▸ **SUPPLIED MATERIAL**:
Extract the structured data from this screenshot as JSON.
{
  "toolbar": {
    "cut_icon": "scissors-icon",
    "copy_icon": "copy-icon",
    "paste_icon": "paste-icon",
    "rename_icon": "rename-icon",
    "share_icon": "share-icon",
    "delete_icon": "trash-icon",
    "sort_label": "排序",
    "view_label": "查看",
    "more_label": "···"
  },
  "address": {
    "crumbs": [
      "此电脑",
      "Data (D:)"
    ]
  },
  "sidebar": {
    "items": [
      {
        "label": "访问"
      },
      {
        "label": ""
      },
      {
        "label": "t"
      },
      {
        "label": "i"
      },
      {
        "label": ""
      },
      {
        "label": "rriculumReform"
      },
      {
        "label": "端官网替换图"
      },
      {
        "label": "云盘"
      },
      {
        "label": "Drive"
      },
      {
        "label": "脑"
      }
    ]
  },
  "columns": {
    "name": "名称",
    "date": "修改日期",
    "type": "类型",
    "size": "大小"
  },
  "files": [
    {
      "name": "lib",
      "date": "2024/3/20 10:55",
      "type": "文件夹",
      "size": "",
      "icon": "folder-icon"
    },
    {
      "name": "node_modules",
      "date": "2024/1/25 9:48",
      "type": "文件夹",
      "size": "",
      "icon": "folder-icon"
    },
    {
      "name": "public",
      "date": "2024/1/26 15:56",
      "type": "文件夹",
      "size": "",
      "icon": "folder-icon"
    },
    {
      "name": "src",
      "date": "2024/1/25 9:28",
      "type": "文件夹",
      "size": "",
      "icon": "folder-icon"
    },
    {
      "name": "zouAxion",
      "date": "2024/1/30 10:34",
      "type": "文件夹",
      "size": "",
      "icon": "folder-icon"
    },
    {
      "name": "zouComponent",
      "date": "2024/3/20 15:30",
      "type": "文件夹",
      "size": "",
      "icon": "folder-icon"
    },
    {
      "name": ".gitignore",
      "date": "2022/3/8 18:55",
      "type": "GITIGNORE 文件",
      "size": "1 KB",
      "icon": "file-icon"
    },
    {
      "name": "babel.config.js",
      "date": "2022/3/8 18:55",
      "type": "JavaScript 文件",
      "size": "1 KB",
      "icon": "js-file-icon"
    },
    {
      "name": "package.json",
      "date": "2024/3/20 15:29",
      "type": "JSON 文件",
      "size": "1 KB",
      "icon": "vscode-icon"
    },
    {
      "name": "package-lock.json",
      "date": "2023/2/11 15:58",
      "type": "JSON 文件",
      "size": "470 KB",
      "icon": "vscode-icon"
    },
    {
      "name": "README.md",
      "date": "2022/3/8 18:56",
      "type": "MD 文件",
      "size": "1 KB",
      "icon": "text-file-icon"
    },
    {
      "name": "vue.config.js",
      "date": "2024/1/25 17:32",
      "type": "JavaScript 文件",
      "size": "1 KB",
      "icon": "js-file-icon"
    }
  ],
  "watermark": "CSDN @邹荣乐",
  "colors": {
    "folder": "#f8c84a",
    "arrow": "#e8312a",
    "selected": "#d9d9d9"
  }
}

▸ **WHAT IS ASKED**: Of the lines in this listing, how many contain "package"? Reply with the number and nothing more.

▸ **SOLUTION FOR THIS PROBLEM**: 2